▶ GIVEN REQUEST
Gather the lines that hold the string "candlestick".

[Collected data entries]
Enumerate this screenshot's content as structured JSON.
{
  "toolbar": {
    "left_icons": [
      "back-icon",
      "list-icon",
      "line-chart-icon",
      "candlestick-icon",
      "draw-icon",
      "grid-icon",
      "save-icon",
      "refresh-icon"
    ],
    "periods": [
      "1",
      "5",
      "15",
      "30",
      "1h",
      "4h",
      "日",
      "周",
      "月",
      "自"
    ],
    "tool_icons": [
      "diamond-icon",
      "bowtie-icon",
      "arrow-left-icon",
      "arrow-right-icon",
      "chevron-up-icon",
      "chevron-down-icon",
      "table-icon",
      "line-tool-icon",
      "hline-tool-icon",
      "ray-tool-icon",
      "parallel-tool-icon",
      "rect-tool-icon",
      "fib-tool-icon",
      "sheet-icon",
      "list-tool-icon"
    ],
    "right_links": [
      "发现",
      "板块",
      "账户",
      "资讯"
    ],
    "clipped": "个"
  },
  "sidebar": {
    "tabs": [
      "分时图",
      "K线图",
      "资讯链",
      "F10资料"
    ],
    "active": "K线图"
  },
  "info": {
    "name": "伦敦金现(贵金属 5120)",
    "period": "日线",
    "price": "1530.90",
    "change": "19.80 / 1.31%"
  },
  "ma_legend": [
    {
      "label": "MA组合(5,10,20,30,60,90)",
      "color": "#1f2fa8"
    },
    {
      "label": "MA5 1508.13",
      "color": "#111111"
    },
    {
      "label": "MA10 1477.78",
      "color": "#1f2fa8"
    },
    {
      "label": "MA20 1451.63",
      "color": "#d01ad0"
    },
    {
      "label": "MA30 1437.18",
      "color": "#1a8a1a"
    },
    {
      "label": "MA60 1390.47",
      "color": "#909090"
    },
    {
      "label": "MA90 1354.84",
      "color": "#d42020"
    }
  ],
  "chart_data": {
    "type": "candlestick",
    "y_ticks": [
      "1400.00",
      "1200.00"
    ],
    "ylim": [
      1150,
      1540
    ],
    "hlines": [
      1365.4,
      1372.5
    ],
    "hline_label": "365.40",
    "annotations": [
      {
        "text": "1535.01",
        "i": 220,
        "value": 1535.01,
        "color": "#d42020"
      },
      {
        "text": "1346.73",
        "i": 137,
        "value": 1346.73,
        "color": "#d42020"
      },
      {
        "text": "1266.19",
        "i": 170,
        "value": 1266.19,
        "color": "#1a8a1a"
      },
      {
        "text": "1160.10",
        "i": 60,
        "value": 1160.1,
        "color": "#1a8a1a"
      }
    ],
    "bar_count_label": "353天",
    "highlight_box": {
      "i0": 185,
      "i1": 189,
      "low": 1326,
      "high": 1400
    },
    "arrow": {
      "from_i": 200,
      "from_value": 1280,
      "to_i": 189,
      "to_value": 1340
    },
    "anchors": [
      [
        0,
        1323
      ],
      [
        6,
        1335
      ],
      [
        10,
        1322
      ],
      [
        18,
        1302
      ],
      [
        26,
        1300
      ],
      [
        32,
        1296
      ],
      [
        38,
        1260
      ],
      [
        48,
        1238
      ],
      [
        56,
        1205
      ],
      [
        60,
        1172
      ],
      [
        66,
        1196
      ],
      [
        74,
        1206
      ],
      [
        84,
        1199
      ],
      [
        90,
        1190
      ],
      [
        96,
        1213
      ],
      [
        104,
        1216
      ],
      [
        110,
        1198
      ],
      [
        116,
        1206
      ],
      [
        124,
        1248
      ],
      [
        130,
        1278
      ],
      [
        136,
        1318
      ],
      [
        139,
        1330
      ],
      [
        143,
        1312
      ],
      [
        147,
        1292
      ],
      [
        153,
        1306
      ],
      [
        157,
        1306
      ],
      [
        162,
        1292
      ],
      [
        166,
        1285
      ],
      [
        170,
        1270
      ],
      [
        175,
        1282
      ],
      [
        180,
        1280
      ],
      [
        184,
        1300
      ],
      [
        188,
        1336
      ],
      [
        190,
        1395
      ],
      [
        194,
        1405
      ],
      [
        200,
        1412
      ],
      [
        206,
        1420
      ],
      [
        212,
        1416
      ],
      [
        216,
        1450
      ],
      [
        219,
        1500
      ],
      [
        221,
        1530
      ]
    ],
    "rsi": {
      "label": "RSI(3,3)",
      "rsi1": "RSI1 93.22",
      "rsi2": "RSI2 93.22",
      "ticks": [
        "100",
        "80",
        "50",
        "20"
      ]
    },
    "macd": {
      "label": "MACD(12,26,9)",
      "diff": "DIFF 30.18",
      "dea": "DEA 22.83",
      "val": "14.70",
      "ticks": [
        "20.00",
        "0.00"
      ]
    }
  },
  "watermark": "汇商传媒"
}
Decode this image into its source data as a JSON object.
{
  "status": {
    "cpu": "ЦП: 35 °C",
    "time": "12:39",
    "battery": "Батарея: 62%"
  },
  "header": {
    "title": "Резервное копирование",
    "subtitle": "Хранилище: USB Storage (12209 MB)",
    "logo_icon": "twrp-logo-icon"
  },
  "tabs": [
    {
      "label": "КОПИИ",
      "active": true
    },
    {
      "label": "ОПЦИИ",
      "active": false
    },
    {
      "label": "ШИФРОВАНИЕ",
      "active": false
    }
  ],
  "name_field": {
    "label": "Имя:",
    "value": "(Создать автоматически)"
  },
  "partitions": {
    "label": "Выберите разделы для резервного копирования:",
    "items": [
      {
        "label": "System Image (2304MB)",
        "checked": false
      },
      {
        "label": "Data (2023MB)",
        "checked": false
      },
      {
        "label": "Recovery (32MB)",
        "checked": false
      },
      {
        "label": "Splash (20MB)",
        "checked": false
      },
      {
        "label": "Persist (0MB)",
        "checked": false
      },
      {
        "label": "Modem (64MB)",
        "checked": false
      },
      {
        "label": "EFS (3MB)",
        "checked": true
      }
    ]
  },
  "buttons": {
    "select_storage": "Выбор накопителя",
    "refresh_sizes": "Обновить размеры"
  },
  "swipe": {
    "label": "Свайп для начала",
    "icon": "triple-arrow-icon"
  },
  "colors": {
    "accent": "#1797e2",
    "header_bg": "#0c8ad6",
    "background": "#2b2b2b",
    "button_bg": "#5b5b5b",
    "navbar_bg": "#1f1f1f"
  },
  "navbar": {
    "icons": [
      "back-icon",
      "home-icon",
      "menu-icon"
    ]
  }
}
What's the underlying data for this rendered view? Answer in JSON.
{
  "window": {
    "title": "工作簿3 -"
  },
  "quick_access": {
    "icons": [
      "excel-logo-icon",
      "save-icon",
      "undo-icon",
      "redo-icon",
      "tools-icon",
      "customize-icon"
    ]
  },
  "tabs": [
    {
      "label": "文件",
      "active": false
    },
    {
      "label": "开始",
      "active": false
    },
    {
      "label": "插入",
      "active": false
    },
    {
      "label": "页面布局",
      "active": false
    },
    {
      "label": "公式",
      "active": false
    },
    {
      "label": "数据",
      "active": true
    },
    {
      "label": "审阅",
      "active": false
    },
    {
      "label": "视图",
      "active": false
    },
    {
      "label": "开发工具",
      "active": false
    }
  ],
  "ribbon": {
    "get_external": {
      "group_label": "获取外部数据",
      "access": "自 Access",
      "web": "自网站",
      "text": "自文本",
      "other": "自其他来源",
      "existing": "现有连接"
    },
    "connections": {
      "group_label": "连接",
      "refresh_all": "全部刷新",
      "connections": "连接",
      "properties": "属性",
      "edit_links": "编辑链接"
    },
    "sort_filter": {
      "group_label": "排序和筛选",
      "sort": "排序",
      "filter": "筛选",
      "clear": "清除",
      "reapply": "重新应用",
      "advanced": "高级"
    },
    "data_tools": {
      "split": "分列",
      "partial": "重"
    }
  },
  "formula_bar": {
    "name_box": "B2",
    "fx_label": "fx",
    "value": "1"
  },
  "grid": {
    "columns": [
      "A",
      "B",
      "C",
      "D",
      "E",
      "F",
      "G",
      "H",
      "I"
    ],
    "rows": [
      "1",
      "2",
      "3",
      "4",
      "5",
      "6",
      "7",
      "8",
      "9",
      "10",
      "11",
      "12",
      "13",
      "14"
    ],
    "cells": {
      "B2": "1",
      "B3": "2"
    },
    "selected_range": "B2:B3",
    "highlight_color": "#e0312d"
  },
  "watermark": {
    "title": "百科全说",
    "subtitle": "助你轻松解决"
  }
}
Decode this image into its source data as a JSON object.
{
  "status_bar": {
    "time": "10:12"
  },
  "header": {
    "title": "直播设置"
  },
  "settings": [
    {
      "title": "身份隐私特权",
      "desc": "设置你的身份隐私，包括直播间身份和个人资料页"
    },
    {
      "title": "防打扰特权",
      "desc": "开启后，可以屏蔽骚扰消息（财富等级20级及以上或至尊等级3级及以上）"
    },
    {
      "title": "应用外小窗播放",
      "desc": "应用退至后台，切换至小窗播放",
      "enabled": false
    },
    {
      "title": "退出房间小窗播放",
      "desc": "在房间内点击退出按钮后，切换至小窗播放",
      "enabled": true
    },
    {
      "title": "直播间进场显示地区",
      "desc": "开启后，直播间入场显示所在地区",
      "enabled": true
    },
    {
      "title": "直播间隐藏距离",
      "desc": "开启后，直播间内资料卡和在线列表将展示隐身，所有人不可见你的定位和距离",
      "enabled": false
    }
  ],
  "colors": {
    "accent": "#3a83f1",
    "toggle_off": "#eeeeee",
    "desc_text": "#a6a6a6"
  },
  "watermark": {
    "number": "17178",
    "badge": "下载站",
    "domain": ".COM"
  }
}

▶ RESPONSE FOR THIS EXERCISE
      "candlestick-icon",
    "type": "candlestick",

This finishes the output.